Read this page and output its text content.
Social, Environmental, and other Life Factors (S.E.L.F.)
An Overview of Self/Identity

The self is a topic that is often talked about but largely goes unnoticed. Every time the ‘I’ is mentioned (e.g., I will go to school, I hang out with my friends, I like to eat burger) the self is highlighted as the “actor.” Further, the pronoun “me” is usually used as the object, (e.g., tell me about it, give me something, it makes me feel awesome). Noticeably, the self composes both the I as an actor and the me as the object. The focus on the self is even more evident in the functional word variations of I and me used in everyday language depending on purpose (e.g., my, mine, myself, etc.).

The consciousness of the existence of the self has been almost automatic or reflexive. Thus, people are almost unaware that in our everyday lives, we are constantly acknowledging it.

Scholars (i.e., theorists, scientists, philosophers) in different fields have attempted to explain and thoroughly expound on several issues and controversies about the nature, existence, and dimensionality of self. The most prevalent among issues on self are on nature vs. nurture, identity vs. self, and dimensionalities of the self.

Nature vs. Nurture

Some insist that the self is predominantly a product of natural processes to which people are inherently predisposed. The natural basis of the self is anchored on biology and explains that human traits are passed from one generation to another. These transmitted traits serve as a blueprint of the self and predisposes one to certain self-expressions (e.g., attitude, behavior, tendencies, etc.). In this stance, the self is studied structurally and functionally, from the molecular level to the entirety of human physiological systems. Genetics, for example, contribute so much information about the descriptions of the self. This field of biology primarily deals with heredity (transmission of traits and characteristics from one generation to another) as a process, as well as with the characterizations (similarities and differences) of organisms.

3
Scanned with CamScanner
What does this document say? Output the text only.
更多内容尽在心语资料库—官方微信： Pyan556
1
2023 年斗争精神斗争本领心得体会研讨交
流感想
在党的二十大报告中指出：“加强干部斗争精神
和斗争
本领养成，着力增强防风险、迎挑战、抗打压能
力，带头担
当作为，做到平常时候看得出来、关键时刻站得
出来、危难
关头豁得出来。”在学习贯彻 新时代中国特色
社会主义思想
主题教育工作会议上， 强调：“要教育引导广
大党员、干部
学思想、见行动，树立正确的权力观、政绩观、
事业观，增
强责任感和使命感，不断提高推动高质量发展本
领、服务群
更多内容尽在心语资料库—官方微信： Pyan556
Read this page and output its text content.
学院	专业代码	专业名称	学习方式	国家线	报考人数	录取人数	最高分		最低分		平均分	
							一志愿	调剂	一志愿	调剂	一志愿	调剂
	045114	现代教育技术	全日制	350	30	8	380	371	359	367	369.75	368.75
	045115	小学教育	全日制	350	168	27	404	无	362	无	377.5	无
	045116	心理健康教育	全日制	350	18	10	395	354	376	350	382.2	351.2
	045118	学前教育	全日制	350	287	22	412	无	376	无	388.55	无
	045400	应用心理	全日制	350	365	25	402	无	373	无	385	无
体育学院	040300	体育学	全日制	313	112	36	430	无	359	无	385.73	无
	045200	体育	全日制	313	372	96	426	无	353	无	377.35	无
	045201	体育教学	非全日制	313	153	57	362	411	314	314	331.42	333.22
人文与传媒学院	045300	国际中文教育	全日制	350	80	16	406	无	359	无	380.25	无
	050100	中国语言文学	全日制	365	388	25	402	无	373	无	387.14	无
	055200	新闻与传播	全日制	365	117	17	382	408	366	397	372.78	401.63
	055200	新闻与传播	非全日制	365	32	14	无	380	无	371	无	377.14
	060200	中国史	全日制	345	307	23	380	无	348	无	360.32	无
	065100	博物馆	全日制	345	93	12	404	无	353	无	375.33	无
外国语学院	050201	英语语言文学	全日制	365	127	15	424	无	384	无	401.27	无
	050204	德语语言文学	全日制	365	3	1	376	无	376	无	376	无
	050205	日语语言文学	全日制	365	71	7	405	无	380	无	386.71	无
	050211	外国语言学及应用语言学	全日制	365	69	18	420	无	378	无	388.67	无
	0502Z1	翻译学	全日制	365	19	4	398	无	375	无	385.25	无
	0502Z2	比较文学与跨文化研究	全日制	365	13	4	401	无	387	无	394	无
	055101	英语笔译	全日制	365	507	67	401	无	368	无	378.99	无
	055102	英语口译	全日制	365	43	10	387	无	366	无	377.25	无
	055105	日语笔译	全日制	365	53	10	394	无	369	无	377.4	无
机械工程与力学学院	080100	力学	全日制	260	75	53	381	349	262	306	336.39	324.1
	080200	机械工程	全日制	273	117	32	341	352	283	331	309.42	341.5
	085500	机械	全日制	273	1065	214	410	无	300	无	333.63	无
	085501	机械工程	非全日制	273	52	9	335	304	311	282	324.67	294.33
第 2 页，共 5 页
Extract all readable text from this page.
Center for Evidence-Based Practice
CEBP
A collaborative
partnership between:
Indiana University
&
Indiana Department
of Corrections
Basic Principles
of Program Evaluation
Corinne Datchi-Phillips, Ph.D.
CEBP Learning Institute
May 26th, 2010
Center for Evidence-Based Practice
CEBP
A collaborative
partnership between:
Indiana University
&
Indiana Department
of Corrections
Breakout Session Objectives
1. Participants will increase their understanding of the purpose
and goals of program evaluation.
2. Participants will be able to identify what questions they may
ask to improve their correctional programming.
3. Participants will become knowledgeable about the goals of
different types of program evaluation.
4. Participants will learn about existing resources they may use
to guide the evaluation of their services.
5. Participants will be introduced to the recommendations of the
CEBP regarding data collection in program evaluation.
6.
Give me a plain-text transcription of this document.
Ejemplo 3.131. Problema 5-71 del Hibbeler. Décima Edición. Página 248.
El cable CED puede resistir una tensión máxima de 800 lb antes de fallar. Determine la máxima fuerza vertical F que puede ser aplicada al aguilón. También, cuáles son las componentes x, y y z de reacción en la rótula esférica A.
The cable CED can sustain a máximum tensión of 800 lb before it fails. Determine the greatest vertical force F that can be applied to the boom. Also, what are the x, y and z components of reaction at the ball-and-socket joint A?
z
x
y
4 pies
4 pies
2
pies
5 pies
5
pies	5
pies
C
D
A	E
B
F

:::

- _Requirement_
Write the data back out verbatim.

- _The completed task_
Read this page and output its text content.
Social, Environmental, and other Life Factors (S.E.L.F.)
An Overview of Self/Identity

The self is a topic that is often talked about but largely goes unnoticed. Every time the ‘I’ is mentioned (e.g., I will go to school, I hang out with my friends, I like to eat burger) the self is highlighted as the “actor.” Further, the pronoun “me” is usually used as the object, (e.g., tell me about it, give me something, it makes me feel awesome). Noticeably, the self composes both the I as an actor and the me as the object. The focus on the self is even more evident in the functional word variations of I and me used in everyday language depending on purpose (e.g., my, mine, myself, etc.).

The consciousness of the existence of the self has been almost automatic or reflexive. Thus, people are almost unaware that in our everyday lives, we are constantly acknowledging it.

Scholars (i.e., theorists, scientists, philosophers) in different fields have attempted to explain and thoroughly expound on several issues and controversies about the nature, existence, and dimensionality of self. The most prevalent among issues on self are on nature vs. nurture, identity vs. self, and dimensionalities of the self.

Nature vs. Nurture

Some insist that the self is predominantly a product of natural processes to which people are inherently predisposed. The natural basis of the self is anchored on biology and explains that human traits are passed from one generation to another. These transmitted traits serve as a blueprint of the self and predisposes one to certain self-expressions (e.g., attitude, behavior, tendencies, etc.). In this stance, the self is studied structurally and functionally, from the molecular level to the entirety of human physiological systems. Genetics, for example, contribute so much information about the descriptions of the self. This field of biology primarily deals with heredity (transmission of traits and characteristics from one generation to another) as a process, as well as with the characterizations (similarities and differences) of organisms.

3
Scanned with CamScanner
What does this document say? Output the text only.
更多内容尽在心语资料库—官方微信： Pyan556
1
2023 年斗争精神斗争本领心得体会研讨交
流感想
在党的二十大报告中指出：“加强干部斗争精神
和斗争
本领养成，着力增强防风险、迎挑战、抗打压能
力，带头担
当作为，做到平常时候看得出来、关键时刻站得
出来、危难
关头豁得出来。”在学习贯彻 新时代中国特色
社会主义思想
主题教育工作会议上， 强调：“要教育引导广
大党员、干部
学思想、见行动，树立正确的权力观、政绩观、
事业观，增
强责任感和使命感，不断提高推动高质量发展本
领、服务群
更多内容尽在心语资料库—官方微信： Pyan556
Read this page and output its text content.
学院	专业代码	专业名称	学习方式	国家线	报考人数	录取人数	最高分		最低分		平均分	
							一志愿	调剂	一志愿	调剂	一志愿	调剂
	045114	现代教育技术	全日制	350	30	8	380	371	359	367	369.75	368.75
	045115	小学教育	全日制	350	168	27	404	无	362	无	377.5	无
	045116	心理健康教育	全日制	350	18	10	395	354	376	350	382.2	351.2
	045118	学前教育	全日制	350	287	22	412	无	376	无	388.55	无
	045400	应用心理	全日制	350	365	25	402	无	373	无	385	无
体育学院	040300	体育学	全日制	313	112	36	430	无	359	无	385.73	无
	045200	体育	全日制	313	372	96	426	无	353	无	377.35	无
	045201	体育教学	非全日制	313	153	57	362	411	314	314	331.42	333.22
人文与传媒学院	045300	国际中文教育	全日制	350	80	16	406	无	359	无	380.25	无
	050100	中国语言文学	全日制	365	388	25	402	无	373	无	387.14	无
	055200	新闻与传播	全日制	365	117	17	382	408	366	397	372.78	401.63
	055200	新闻与传播	非全日制	365	32	14	无	380	无	371	无	377.14
	060200	中国史	全日制	345	307	23	380	无	348	无	360.32	无
	065100	博物馆	全日制	345	93	12	404	无	353	无	375.33	无
外国语学院	050201	英语语言文学	全日制	365	127	15	424	无	384	无	401.27	无
	050204	德语语言文学	全日制	365	3	1	376	无	376	无	376	无
	050205	日语语言文学	全日制	365	71	7	405	无	380	无	386.71	无
	050211	外国语言学及应用语言学	全日制	365	69	18	420	无	378	无	388.67	无
	0502Z1	翻译学	全日制	365	19	4	398	无	375	无	385.25	无
	0502Z2	比较文学与跨文化研究	全日制	365	13	4	401	无	387	无	394	无
	055101	英语笔译	全日制	365	507	67	401	无	368	无	378.99	无
	055102	英语口译	全日制	365	43	10	387	无	366	无	377.25	无
	055105	日语笔译	全日制	365	53	10	394	无	369	无	377.4	无
机械工程与力学学院	080100	力学	全日制	260	75	53	381	349	262	306	336.39	324.1
	080200	机械工程	全日制	273	117	32	341	352	283	331	309.42	341.5
	085500	机械	全日制	273	1065	214	410	无	300	无	333.63	无
	085501	机械工程	非全日制	273	52	9	335	304	311	282	324.67	294.33
第 2 页，共 5 页
Extract all readable text from this page.
Center for Evidence-Based Practice
CEBP
A collaborative
partnership between:
Indiana University
&
Indiana Department
of Corrections
Basic Principles
of Program Evaluation
Corinne Datchi-Phillips, Ph.D.
CEBP Learning Institute
May 26th, 2010
Center for Evidence-Based Practice
CEBP
A collaborative
partnership between:
Indiana University
&
Indiana Department
of Corrections
Breakout Session Objectives
1. Participants will increase their understanding of the purpose
and goals of program evaluation.
2. Participants will be able to identify what questions they may
ask to improve their correctional programming.
3. Participants will become knowledgeable about the goals of
different types of program evaluation.
4. Participants will learn about existing resources they may use
to guide the evaluation of their services.
5. Participants will be introduced to the recommendations of the
CEBP regarding data collection in program evaluation.
6.
Give me a plain-text transcription of this document.
Ejemplo 3.131. Problema 5-71 del Hibbeler. Décima Edición. Página 248.
El cable CED puede resistir una tensión máxima de 800 lb antes de fallar. Determine la máxima fuerza vertical F que puede ser aplicada al aguilón. También, cuáles son las componentes x, y y z de reacción en la rótula esférica A.
The cable CED can sustain a máximum tensión of 800 lb before it fails. Determine the greatest vertical force F that can be applied to the boom. Also, what are the x, y and z components of reaction at the ball-and-socket joint A?
z
x
y
4 pies
4 pies
2
pies
5 pies
5
pies	5
pies
C
D
A	E
B
F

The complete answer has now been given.